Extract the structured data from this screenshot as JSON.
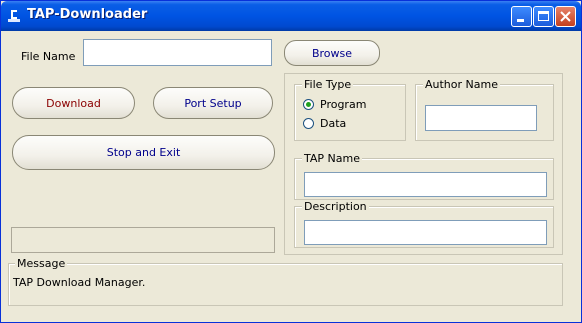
{
  "window": {
    "title": "TAP-Downloader",
    "icons": [
      "app-icon",
      "minimize-icon",
      "maximize-icon",
      "close-icon"
    ]
  },
  "form": {
    "file_name_label": "File Name",
    "file_name_value": "",
    "browse_label": "Browse",
    "download_label": "Download",
    "port_setup_label": "Port Setup",
    "stop_exit_label": "Stop and Exit",
    "progress": ""
  },
  "file_type": {
    "legend": "File Type",
    "options": [
      {
        "label": "Program",
        "selected": true
      },
      {
        "label": "Data",
        "selected": false
      }
    ]
  },
  "author": {
    "legend": "Author Name",
    "value": ""
  },
  "tap_name": {
    "legend": "TAP Name",
    "value": ""
  },
  "description": {
    "legend": "Description",
    "value": ""
  },
  "message": {
    "legend": "Message",
    "text": "TAP Download Manager."
  },
  "colors": {
    "title_bar": "#0054e3",
    "download_text": "#8b0000",
    "button_text": "#00008b",
    "face": "#ece9d8"
  }
}
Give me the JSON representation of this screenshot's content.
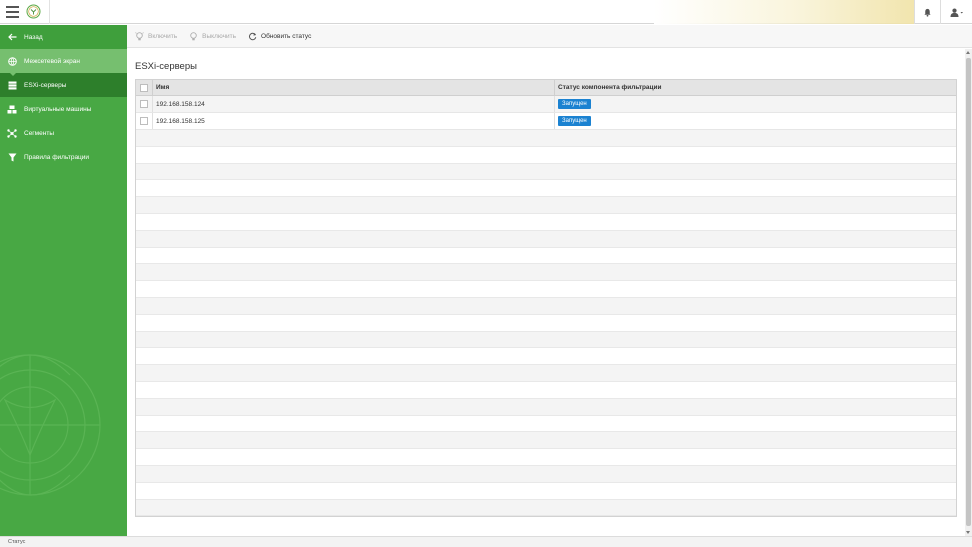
{
  "header": {
    "menu_icon": "hamburger-icon",
    "logo_icon": "shield-logo-icon",
    "notifications_icon": "bell-icon",
    "user_icon": "user-icon"
  },
  "sidebar": {
    "items": [
      {
        "label": "Назад",
        "icon": "arrow-left-icon"
      },
      {
        "label": "Межсетевой экран",
        "icon": "firewall-icon"
      },
      {
        "label": "ESXi-серверы",
        "icon": "server-icon"
      },
      {
        "label": "Виртуальные машины",
        "icon": "virtual-machines-icon"
      },
      {
        "label": "Сегменты",
        "icon": "segments-icon"
      },
      {
        "label": "Правила фильтрации",
        "icon": "filter-icon"
      }
    ]
  },
  "toolbar": {
    "enable_label": "Включить",
    "disable_label": "Выключить",
    "refresh_label": "Обновить статус"
  },
  "main": {
    "title": "ESXi-серверы",
    "columns": {
      "name": "Имя",
      "status": "Статус компонента фильтрации"
    },
    "rows": [
      {
        "name": "192.168.158.124",
        "status": "Запущен"
      },
      {
        "name": "192.168.158.125",
        "status": "Запущен"
      }
    ]
  },
  "statusbar": {
    "text": "Статус"
  },
  "colors": {
    "sidebar_bg": "#48a844",
    "sidebar_active": "#2d7f2b",
    "sidebar_highlight": "#76bf6f",
    "status_badge": "#1b82d1"
  }
}
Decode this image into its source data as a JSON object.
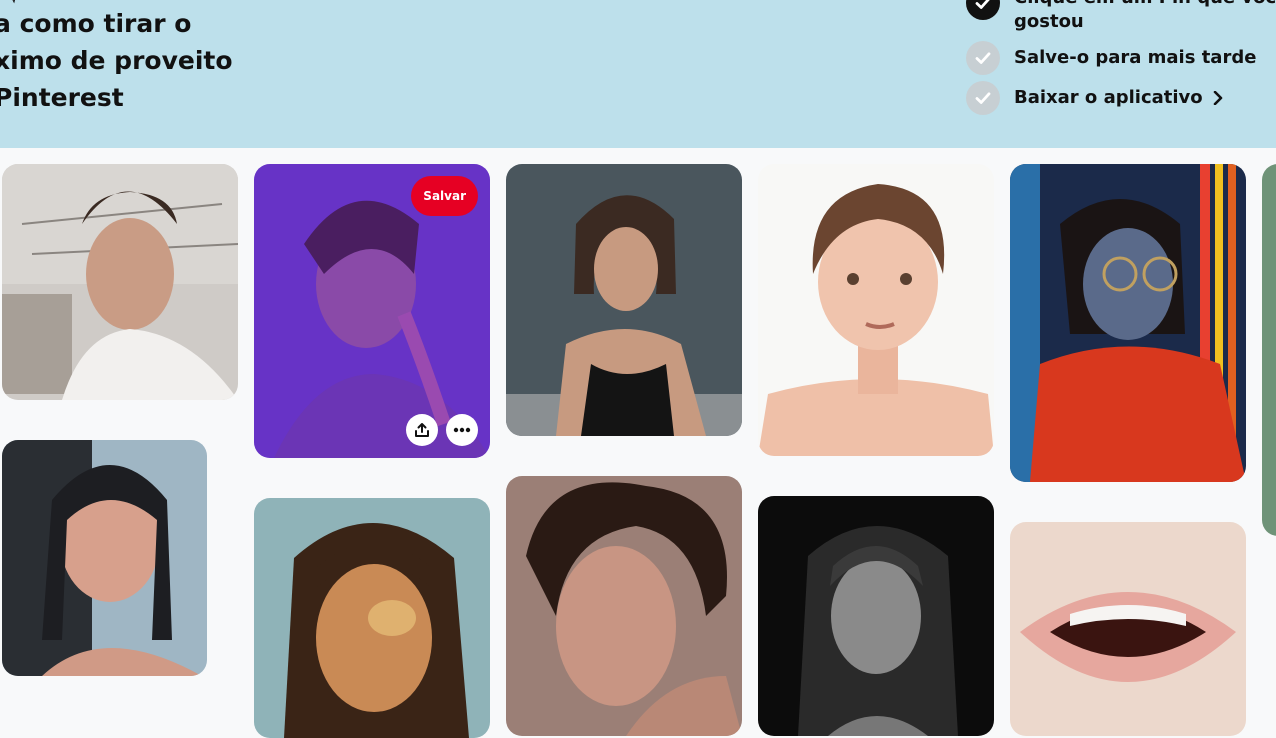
{
  "banner": {
    "title_lines": [
      "a como tirar o",
      "ximo de proveito",
      "Pinterest"
    ],
    "steps": [
      {
        "label_lines": [
          "Clique em um Pin que você",
          "gostou"
        ],
        "state": "done"
      },
      {
        "label": "Salve-o para mais tarde",
        "state": "todo"
      },
      {
        "label": "Baixar o aplicativo",
        "state": "todo"
      }
    ],
    "background_color": "#bde0eb"
  },
  "pins": {
    "save_label": "Salvar",
    "items": [
      {
        "name": "woman-messy-bun-white-top"
      },
      {
        "name": "woman-purple-neon-portrait",
        "hovered": true,
        "icons": [
          "share-icon",
          "more-options-icon"
        ]
      },
      {
        "name": "painted-woman-black-tank-top"
      },
      {
        "name": "woman-short-hair-illustration"
      },
      {
        "name": "woman-glasses-neon-lights"
      },
      {
        "name": "woman-long-black-hair"
      },
      {
        "name": "woman-bangs-painted-portrait"
      },
      {
        "name": "woman-curly-hair-profile"
      },
      {
        "name": "woman-black-and-white-portrait"
      },
      {
        "name": "lips-close-up"
      }
    ]
  },
  "colors": {
    "save_button": "#e60023",
    "page_bg": "#f8f9fa"
  }
}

▸ **Your goal**: Show the lines that mention the word "black".

▸ **Result below**:
        "name": "painted-woman-black-tank-top"
        "name": "woman-long-black-hair"
        "name": "woman-black-and-white-portrait"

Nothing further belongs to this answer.